> _Dataset records_:
BEGIN

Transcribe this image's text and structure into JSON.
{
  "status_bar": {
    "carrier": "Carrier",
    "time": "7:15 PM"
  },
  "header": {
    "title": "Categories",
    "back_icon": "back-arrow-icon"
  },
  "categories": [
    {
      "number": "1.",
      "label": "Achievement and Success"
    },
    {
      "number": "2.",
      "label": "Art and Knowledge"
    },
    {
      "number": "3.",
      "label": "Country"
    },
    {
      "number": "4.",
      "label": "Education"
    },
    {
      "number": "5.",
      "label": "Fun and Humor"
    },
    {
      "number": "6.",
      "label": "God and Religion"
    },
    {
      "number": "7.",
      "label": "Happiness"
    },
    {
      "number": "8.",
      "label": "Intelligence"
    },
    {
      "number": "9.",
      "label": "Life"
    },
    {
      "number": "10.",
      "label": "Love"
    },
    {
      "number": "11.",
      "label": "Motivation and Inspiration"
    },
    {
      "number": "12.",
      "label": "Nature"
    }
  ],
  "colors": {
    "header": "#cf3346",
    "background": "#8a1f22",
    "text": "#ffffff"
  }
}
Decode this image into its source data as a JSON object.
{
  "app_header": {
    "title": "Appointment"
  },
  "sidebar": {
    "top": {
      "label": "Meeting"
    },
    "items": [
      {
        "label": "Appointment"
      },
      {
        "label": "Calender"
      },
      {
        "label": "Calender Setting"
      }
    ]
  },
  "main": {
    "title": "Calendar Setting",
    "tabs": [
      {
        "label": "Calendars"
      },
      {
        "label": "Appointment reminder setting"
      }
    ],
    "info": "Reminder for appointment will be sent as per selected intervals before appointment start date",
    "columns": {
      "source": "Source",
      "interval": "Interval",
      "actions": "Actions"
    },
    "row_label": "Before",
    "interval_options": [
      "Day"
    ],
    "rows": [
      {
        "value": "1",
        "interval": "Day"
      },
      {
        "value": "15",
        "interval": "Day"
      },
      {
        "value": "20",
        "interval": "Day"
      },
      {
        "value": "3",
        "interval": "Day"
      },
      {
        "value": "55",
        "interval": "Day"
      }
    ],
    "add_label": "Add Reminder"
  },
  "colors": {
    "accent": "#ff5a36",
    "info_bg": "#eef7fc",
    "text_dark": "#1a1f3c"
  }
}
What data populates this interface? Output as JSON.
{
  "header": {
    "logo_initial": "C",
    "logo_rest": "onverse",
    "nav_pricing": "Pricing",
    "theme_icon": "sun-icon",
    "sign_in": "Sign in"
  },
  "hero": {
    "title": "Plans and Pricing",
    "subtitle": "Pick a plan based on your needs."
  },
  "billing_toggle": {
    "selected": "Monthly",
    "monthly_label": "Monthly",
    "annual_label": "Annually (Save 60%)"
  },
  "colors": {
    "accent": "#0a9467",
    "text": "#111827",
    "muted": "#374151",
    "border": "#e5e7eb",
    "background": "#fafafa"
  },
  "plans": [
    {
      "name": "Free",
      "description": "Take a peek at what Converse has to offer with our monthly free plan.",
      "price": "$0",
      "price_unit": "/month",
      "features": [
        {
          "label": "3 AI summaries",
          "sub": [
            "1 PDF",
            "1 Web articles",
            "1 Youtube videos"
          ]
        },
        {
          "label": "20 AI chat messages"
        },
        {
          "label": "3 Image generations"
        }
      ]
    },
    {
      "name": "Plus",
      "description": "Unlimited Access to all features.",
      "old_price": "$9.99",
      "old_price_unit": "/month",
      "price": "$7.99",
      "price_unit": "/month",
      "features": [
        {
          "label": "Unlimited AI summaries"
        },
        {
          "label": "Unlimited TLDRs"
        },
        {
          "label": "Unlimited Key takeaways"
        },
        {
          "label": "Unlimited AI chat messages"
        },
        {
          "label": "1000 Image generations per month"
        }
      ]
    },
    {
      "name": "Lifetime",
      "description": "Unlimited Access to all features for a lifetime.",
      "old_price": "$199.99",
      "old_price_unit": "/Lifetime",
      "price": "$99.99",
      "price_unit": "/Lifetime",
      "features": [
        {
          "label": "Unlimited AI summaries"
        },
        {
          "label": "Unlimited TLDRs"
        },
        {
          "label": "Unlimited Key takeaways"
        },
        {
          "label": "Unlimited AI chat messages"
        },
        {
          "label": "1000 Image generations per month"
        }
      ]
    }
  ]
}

END

> _Work to complete_: The entries above must be returned in full, exactly as shown.

> _Expected answer_:
Transcribe this image's text and structure into JSON.
{
  "status_bar": {
    "carrier": "Carrier",
    "time": "7:15 PM"
  },
  "header": {
    "title": "Categories",
    "back_icon": "back-arrow-icon"
  },
  "categories": [
    {
      "number": "1.",
      "label": "Achievement and Success"
    },
    {
      "number": "2.",
      "label": "Art and Knowledge"
    },
    {
      "number": "3.",
      "label": "Country"
    },
    {
      "number": "4.",
      "label": "Education"
    },
    {
      "number": "5.",
      "label": "Fun and Humor"
    },
    {
      "number": "6.",
      "label": "God and Religion"
    },
    {
      "number": "7.",
      "label": "Happiness"
    },
    {
      "number": "8.",
      "label": "Intelligence"
    },
    {
      "number": "9.",
      "label": "Life"
    },
    {
      "number": "10.",
      "label": "Love"
    },
    {
      "number": "11.",
      "label": "Motivation and Inspiration"
    },
    {
      "number": "12.",
      "label": "Nature"
    }
  ],
  "colors": {
    "header": "#cf3346",
    "background": "#8a1f22",
    "text": "#ffffff"
  }
}
Decode this image into its source data as a JSON object.
{
  "app_header": {
    "title": "Appointment"
  },
  "sidebar": {
    "top": {
      "label": "Meeting"
    },
    "items": [
      {
        "label": "Appointment"
      },
      {
        "label": "Calender"
      },
      {
        "label": "Calender Setting"
      }
    ]
  },
  "main": {
    "title": "Calendar Setting",
    "tabs": [
      {
        "label": "Calendars"
      },
      {
        "label": "Appointment reminder setting"
      }
    ],
    "info": "Reminder for appointment will be sent as per selected intervals before appointment start date",
    "columns": {
      "source": "Source",
      "interval": "Interval",
      "actions": "Actions"
    },
    "row_label": "Before",
    "interval_options": [
      "Day"
    ],
    "rows": [
      {
        "value": "1",
        "interval": "Day"
      },
      {
        "value": "15",
        "interval": "Day"
      },
      {
        "value": "20",
        "interval": "Day"
      },
      {
        "value": "3",
        "interval": "Day"
      },
      {
        "value": "55",
        "interval": "Day"
      }
    ],
    "add_label": "Add Reminder"
  },
  "colors": {
    "accent": "#ff5a36",
    "info_bg": "#eef7fc",
    "text_dark": "#1a1f3c"
  }
}
What data populates this interface? Output as JSON.
{
  "header": {
    "logo_initial": "C",
    "logo_rest": "onverse",
    "nav_pricing": "Pricing",
    "theme_icon": "sun-icon",
    "sign_in": "Sign in"
  },
  "hero": {
    "title": "Plans and Pricing",
    "subtitle": "Pick a plan based on your needs."
  },
  "billing_toggle": {
    "selected": "Monthly",
    "monthly_label": "Monthly",
    "annual_label": "Annually (Save 60%)"
  },
  "colors": {
    "accent": "#0a9467",
    "text": "#111827",
    "muted": "#374151",
    "border": "#e5e7eb",
    "background": "#fafafa"
  },
  "plans": [
    {
      "name": "Free",
      "description": "Take a peek at what Converse has to offer with our monthly free plan.",
      "price": "$0",
      "price_unit": "/month",
      "features": [
        {
          "label": "3 AI summaries",
          "sub": [
            "1 PDF",
            "1 Web articles",
            "1 Youtube videos"
          ]
        },
        {
          "label": "20 AI chat messages"
        },
        {
          "label": "3 Image generations"
        }
      ]
    },
    {
      "name": "Plus",
      "description": "Unlimited Access to all features.",
      "old_price": "$9.99",
      "old_price_unit": "/month",
      "price": "$7.99",
      "price_unit": "/month",
      "features": [
        {
          "label": "Unlimited AI summaries"
        },
        {
          "label": "Unlimited TLDRs"
        },
        {
          "label": "Unlimited Key takeaways"
        },
        {
          "label": "Unlimited AI chat messages"
        },
        {
          "label": "1000 Image generations per month"
        }
      ]
    },
    {
      "name": "Lifetime",
      "description": "Unlimited Access to all features for a lifetime.",
      "old_price": "$199.99",
      "old_price_unit": "/Lifetime",
      "price": "$99.99",
      "price_unit": "/Lifetime",
      "features": [
        {
          "label": "Unlimited AI summaries"
        },
        {
          "label": "Unlimited TLDRs"
        },
        {
          "label": "Unlimited Key takeaways"
        },
        {
          "label": "Unlimited AI chat messages"
        },
        {
          "label": "1000 Image generations per month"
        }
      ]
    }
  ]
}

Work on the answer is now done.